WHAT THE EXERCISE ASKS - The records below must be written out exactly, with every picture left behind.

======

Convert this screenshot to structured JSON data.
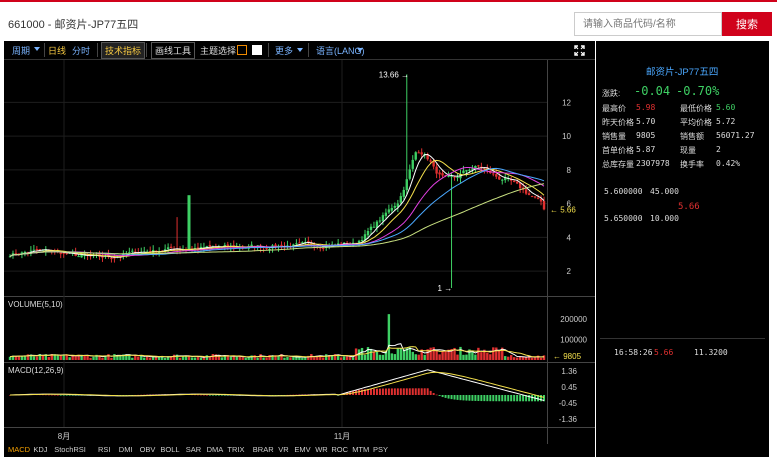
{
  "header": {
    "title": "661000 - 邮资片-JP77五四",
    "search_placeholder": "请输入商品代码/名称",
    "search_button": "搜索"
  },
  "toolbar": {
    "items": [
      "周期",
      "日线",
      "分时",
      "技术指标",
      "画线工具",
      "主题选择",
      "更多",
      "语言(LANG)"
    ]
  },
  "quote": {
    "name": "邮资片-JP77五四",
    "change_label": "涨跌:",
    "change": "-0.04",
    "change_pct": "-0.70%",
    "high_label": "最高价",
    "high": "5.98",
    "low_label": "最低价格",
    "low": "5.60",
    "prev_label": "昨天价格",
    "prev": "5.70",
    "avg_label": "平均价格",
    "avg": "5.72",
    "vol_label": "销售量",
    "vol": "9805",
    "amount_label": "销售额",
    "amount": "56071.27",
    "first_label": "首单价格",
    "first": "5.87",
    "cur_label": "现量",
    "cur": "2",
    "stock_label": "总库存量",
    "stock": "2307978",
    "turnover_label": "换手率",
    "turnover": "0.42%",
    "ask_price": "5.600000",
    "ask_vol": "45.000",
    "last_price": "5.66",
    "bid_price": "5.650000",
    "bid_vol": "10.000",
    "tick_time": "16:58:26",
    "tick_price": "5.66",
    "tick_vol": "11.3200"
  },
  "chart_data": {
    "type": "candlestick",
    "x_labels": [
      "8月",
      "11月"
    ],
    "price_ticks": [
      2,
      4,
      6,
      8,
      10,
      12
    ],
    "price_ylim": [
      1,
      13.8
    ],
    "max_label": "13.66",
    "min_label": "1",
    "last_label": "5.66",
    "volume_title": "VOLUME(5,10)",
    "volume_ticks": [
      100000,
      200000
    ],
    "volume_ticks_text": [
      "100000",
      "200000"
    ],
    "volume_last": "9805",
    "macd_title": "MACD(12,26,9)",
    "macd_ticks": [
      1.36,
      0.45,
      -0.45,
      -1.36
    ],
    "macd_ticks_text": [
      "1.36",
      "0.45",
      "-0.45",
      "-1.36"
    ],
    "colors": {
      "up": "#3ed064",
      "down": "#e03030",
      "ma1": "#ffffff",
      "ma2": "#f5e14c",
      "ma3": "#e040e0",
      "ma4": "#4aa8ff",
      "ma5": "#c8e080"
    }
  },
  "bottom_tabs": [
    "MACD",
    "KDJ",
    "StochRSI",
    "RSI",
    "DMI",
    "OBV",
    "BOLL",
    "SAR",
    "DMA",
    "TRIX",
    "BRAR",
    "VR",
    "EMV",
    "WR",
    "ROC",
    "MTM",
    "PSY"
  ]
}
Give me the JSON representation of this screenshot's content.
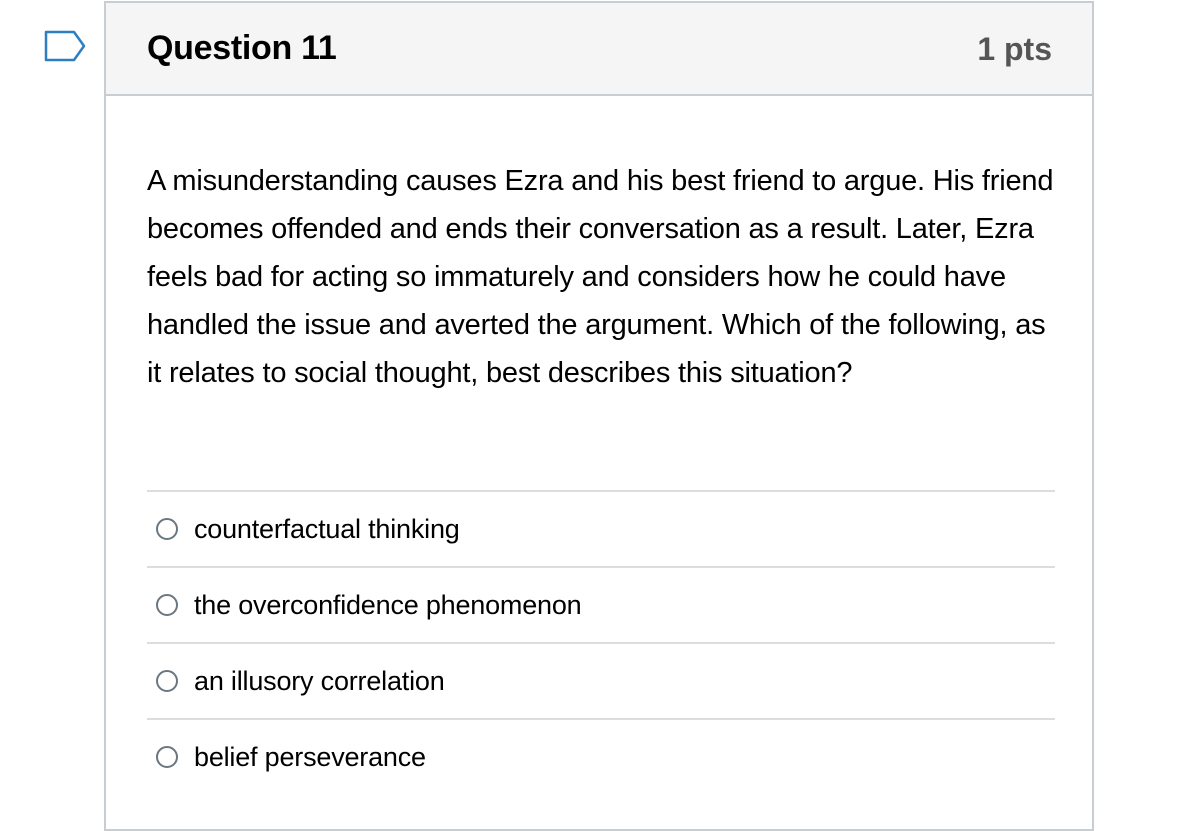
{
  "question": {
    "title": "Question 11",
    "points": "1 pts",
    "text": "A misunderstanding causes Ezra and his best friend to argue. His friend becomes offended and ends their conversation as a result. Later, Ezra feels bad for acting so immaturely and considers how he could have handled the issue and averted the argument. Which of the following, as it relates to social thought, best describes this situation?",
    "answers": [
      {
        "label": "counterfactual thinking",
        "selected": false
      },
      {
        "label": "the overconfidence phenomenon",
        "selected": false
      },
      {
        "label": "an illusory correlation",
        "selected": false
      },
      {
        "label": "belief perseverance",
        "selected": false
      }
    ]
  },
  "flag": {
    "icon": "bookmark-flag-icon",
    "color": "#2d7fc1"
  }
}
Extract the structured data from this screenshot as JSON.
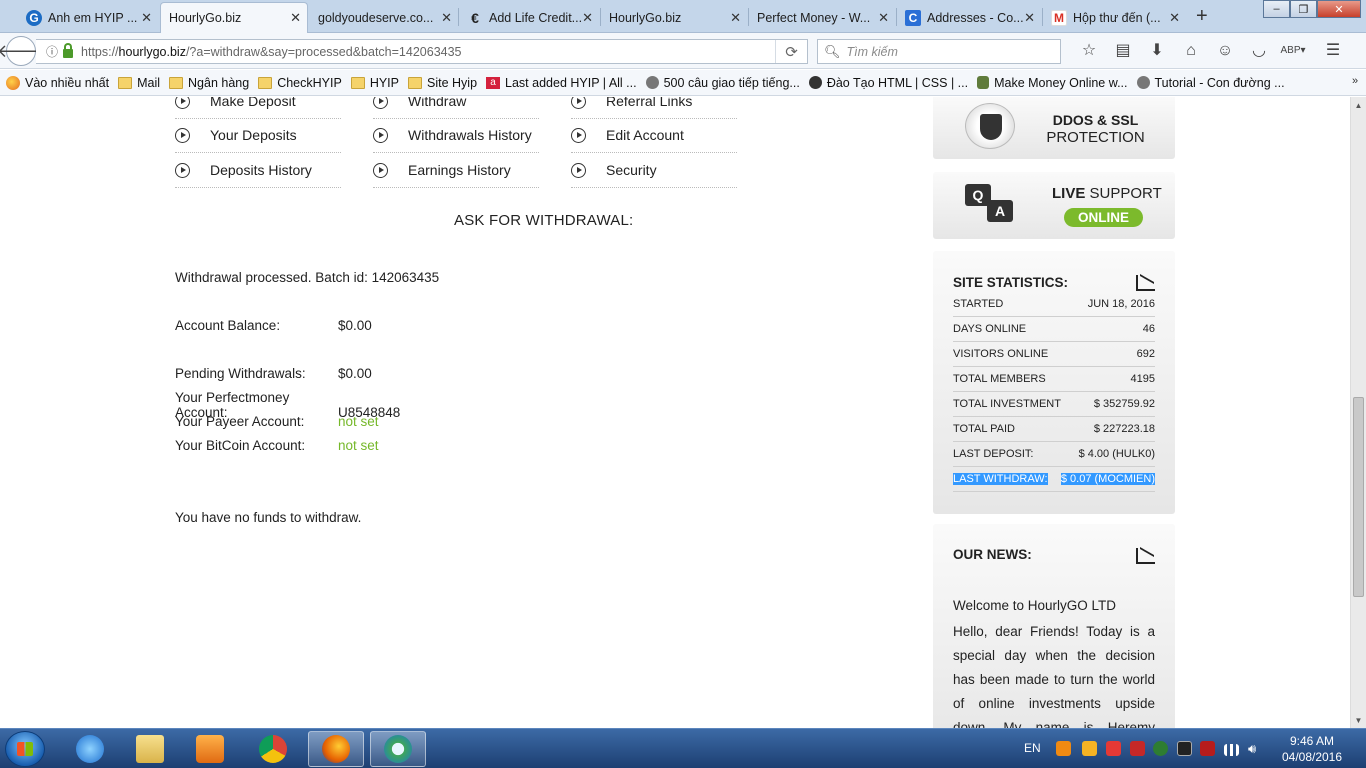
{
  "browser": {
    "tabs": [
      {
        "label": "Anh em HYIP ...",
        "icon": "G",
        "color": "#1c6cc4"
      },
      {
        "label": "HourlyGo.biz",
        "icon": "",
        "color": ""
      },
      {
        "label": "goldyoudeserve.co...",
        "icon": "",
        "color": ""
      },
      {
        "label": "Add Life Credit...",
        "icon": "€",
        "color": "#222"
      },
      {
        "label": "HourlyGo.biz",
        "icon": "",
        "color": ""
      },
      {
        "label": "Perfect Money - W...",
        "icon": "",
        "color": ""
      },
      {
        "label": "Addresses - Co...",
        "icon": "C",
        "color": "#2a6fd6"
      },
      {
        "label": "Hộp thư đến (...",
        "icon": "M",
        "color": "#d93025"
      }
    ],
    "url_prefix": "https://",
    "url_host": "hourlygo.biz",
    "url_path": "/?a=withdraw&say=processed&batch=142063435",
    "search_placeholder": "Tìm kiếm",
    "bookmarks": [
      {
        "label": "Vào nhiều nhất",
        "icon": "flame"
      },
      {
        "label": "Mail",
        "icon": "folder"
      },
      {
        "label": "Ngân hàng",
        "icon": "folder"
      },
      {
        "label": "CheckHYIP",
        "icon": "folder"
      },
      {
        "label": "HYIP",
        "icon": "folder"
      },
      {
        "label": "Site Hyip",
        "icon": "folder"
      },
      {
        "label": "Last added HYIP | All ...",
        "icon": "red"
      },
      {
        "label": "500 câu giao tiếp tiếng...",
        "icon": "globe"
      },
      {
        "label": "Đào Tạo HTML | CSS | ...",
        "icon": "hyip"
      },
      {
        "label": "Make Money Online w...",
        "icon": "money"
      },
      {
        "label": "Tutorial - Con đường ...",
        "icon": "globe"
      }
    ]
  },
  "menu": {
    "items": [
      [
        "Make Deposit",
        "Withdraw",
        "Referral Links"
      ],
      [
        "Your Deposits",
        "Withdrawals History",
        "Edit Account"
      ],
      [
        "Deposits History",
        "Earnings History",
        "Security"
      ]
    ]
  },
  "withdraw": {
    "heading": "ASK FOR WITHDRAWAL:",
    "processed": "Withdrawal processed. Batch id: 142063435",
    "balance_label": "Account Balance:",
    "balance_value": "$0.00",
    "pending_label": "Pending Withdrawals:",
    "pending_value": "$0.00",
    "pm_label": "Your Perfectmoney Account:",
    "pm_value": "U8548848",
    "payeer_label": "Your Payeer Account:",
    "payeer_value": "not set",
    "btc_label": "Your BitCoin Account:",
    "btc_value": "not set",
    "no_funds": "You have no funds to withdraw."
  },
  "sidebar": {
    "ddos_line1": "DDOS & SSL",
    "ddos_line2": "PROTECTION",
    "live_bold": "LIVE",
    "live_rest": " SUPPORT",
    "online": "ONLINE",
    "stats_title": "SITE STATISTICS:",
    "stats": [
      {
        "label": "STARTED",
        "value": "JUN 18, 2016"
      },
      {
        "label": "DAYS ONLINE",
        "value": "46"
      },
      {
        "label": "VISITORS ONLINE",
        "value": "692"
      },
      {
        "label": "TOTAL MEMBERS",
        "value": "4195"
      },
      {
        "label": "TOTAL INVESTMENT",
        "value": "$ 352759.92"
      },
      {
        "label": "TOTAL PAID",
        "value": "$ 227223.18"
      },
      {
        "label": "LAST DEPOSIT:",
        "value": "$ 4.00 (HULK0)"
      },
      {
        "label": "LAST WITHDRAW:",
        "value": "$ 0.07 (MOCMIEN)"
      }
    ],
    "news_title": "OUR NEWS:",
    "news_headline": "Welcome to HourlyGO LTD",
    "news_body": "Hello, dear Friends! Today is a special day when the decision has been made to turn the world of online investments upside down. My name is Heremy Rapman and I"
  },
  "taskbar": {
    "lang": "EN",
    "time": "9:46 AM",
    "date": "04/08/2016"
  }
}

======

ANSWER TO THIS PROBLEM -
Convert this screenshot to structured JSON data.
{
  "header": {
    "title": "661000 - 邮资片-JP77五四",
    "search_placeholder": "请输入商品代码/名称",
    "search_button": "搜索"
  },
  "toolbar": {
    "items": [
      "周期",
      "日线",
      "分时",
      "技术指标",
      "画线工具",
      "主题选择",
      "更多",
      "语言(LANG)"
    ]
  },
  "quote": {
    "name": "邮资片-JP77五四",
    "change_label": "涨跌:",
    "change": "-0.04",
    "change_pct": "-0.70%",
    "high_label": "最高价",
    "high": "5.98",
    "low_label": "最低价格",
    "low": "5.60",
    "prev_label": "昨天价格",
    "prev": "5.70",
    "avg_label": "平均价格",
    "avg": "5.72",
    "vol_label": "销售量",
    "vol": "9805",
    "amount_label": "销售额",
    "amount": "56071.27",
    "first_label": "首单价格",
    "first": "5.87",
    "cur_label": "现量",
    "cur": "2",
    "stock_label": "总库存量",
    "stock": "2307978",
    "turnover_label": "换手率",
    "turnover": "0.42%",
    "ask_price": "5.600000",
    "ask_vol": "45.000",
    "last_price": "5.66",
    "bid_price": "5.650000",
    "bid_vol": "10.000",
    "tick_time": "16:58:26",
    "tick_price": "5.66",
    "tick_vol": "11.3200"
  },
  "chart_data": {
    "type": "candlestick",
    "x_labels": [
      "8月",
      "11月"
    ],
    "price_ticks": [
      2,
      4,
      6,
      8,
      10,
      12
    ],
    "price_ylim": [
      1,
      13.8
    ],
    "max_label": "13.66",
    "min_label": "1",
    "last_label": "5.66",
    "volume_title": "VOLUME(5,10)",
    "volume_ticks": [
      100000,
      200000
    ],
    "volume_ticks_text": [
      "100000",
      "200000"
    ],
    "volume_last": "9805",
    "macd_title": "MACD(12,26,9)",
    "macd_ticks": [
      1.36,
      0.45,
      -0.45,
      -1.36
    ],
    "macd_ticks_text": [
      "1.36",
      "0.45",
      "-0.45",
      "-1.36"
    ],
    "colors": {
      "up": "#3ed064",
      "down": "#e03030",
      "ma1": "#ffffff",
      "ma2": "#f5e14c",
      "ma3": "#e040e0",
      "ma4": "#4aa8ff",
      "ma5": "#c8e080"
    }
  },
  "bottom_tabs": [
    "MACD",
    "KDJ",
    "StochRSI",
    "RSI",
    "DMI",
    "OBV",
    "BOLL",
    "SAR",
    "DMA",
    "TRIX",
    "BRAR",
    "VR",
    "EMV",
    "WR",
    "ROC",
    "MTM",
    "PSY"
  ]
}
Give me the JSON representation of this screenshot's content.
{
  "question": {
    "title": "Question 11",
    "points": "1 pts",
    "text": "A misunderstanding causes Ezra and his best friend to argue. His friend becomes offended and ends their conversation as a result. Later, Ezra feels bad for acting so immaturely and considers how he could have handled the issue and averted the argument. Which of the following, as it relates to social thought, best describes this situation?",
    "answers": [
      {
        "label": "counterfactual thinking",
        "selected": false
      },
      {
        "label": "the overconfidence phenomenon",
        "selected": false
      },
      {
        "label": "an illusory correlation",
        "selected": false
      },
      {
        "label": "belief perseverance",
        "selected": false
      }
    ]
  },
  "flag": {
    "icon": "bookmark-flag-icon",
    "color": "#2d7fc1"
  }
}
Extract the structured data from this screenshot as JSON.
{
  "browser": {
    "tabs": [
      {
        "label": "Anh em HYIP ...",
        "icon": "G",
        "color": "#1c6cc4"
      },
      {
        "label": "HourlyGo.biz",
        "icon": "",
        "color": ""
      },
      {
        "label": "goldyoudeserve.co...",
        "icon": "",
        "color": ""
      },
      {
        "label": "Add Life Credit...",
        "icon": "€",
        "color": "#222"
      },
      {
        "label": "HourlyGo.biz",
        "icon": "",
        "color": ""
      },
      {
        "label": "Perfect Money - W...",
        "icon": "",
        "color": ""
      },
      {
        "label": "Addresses - Co...",
        "icon": "C",
        "color": "#2a6fd6"
      },
      {
        "label": "Hộp thư đến (...",
        "icon": "M",
        "color": "#d93025"
      }
    ],
    "url_prefix": "https://",
    "url_host": "hourlygo.biz",
    "url_path": "/?a=withdraw&say=processed&batch=142063435",
    "search_placeholder": "Tìm kiếm",
    "bookmarks": [
      {
        "label": "Vào nhiều nhất",
        "icon": "flame"
      },
      {
        "label": "Mail",
        "icon": "folder"
      },
      {
        "label": "Ngân hàng",
        "icon": "folder"
      },
      {
        "label": "CheckHYIP",
        "icon": "folder"
      },
      {
        "label": "HYIP",
        "icon": "folder"
      },
      {
        "label": "Site Hyip",
        "icon": "folder"
      },
      {
        "label": "Last added HYIP | All ...",
        "icon": "red"
      },
      {
        "label": "500 câu giao tiếp tiếng...",
        "icon": "globe"
      },
      {
        "label": "Đào Tạo HTML | CSS | ...",
        "icon": "hyip"
      },
      {
        "label": "Make Money Online w...",
        "icon": "money"
      },
      {
        "label": "Tutorial - Con đường ...",
        "icon": "globe"
      }
    ]
  },
  "menu": {
    "items": [
      [
        "Make Deposit",
        "Withdraw",
        "Referral Links"
      ],
      [
        "Your Deposits",
        "Withdrawals History",
        "Edit Account"
      ],
      [
        "Deposits History",
        "Earnings History",
        "Security"
      ]
    ]
  },
  "withdraw": {
    "heading": "ASK FOR WITHDRAWAL:",
    "processed": "Withdrawal processed. Batch id: 142063435",
    "balance_label": "Account Balance:",
    "balance_value": "$0.00",
    "pending_label": "Pending Withdrawals:",
    "pending_value": "$0.00",
    "pm_label": "Your Perfectmoney Account:",
    "pm_value": "U8548848",
    "payeer_label": "Your Payeer Account:",
    "payeer_value": "not set",
    "btc_label": "Your BitCoin Account:",
    "btc_value": "not set",
    "no_funds": "You have no funds to withdraw."
  },
  "sidebar": {
    "ddos_line1": "DDOS & SSL",
    "ddos_line2": "PROTECTION",
    "live_bold": "LIVE",
    "live_rest": " SUPPORT",
    "online": "ONLINE",
    "stats_title": "SITE STATISTICS:",
    "stats": [
      {
        "label": "STARTED",
        "value": "JUN 18, 2016"
      },
      {
        "label": "DAYS ONLINE",
        "value": "46"
      },
      {
        "label": "VISITORS ONLINE",
        "value": "692"
      },
      {
        "label": "TOTAL MEMBERS",
        "value": "4195"
      },
      {
        "label": "TOTAL INVESTMENT",
        "value": "$ 352759.92"
      },
      {
        "label": "TOTAL PAID",
        "value": "$ 227223.18"
      },
      {
        "label": "LAST DEPOSIT:",
        "value": "$ 4.00 (HULK0)"
      },
      {
        "label": "LAST WITHDRAW:",
        "value": "$ 0.07 (MOCMIEN)"
      }
    ],
    "news_title": "OUR NEWS:",
    "news_headline": "Welcome to HourlyGO LTD",
    "news_body": "Hello, dear Friends! Today is a special day when the decision has been made to turn the world of online investments upside down. My name is Heremy Rapman and I"
  },
  "taskbar": {
    "lang": "EN",
    "time": "9:46 AM",
    "date": "04/08/2016"
  }
}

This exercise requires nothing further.